**What is needed:**
Could you return every line of the records below that contains the word "pozycja"?

--- Material provided Enclosed Below ---

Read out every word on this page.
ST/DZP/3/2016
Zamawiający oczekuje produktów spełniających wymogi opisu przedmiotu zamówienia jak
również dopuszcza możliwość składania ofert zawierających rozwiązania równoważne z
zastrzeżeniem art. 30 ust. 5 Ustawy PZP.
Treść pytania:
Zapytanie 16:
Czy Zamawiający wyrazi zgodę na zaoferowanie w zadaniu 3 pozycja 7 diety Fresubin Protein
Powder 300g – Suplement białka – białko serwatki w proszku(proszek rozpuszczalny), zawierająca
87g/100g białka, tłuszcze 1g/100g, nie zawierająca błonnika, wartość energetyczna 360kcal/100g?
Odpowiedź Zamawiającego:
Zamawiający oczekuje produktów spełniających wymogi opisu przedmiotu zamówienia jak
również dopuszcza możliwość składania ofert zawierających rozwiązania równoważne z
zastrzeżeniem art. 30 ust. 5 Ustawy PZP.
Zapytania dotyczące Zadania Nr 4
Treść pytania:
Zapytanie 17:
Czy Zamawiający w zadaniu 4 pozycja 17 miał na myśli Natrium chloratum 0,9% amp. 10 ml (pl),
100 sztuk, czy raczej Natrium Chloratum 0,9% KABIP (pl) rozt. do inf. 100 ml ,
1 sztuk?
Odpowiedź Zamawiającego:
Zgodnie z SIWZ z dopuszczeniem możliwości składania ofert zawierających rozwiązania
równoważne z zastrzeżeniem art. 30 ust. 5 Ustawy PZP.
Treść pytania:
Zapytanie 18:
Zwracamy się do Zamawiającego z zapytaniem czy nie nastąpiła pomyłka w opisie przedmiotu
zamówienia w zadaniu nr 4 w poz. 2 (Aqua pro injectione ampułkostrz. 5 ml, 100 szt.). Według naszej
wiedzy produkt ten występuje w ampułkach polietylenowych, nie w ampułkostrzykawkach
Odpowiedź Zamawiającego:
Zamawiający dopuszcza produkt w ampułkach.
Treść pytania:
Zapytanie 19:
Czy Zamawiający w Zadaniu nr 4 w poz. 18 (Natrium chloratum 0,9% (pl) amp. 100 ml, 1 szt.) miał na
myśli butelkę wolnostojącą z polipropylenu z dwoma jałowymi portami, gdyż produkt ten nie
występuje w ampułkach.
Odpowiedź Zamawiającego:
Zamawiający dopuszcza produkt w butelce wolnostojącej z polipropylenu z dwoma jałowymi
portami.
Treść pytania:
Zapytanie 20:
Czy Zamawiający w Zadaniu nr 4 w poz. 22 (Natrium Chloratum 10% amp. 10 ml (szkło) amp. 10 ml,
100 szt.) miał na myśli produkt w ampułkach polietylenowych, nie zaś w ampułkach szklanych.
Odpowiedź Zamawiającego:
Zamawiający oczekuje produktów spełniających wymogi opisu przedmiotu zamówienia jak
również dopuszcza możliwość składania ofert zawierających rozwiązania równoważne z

--- End of Enclosed Material provided ---

**Output below:**
Czy Zamawiający wyrazi zgodę na zaoferowanie w zadaniu 3 pozycja 7 diety Fresubin Protein
Czy Zamawiający w zadaniu 4 pozycja 17 miał na myśli Natrium chloratum 0,9% amp. 10 ml (pl),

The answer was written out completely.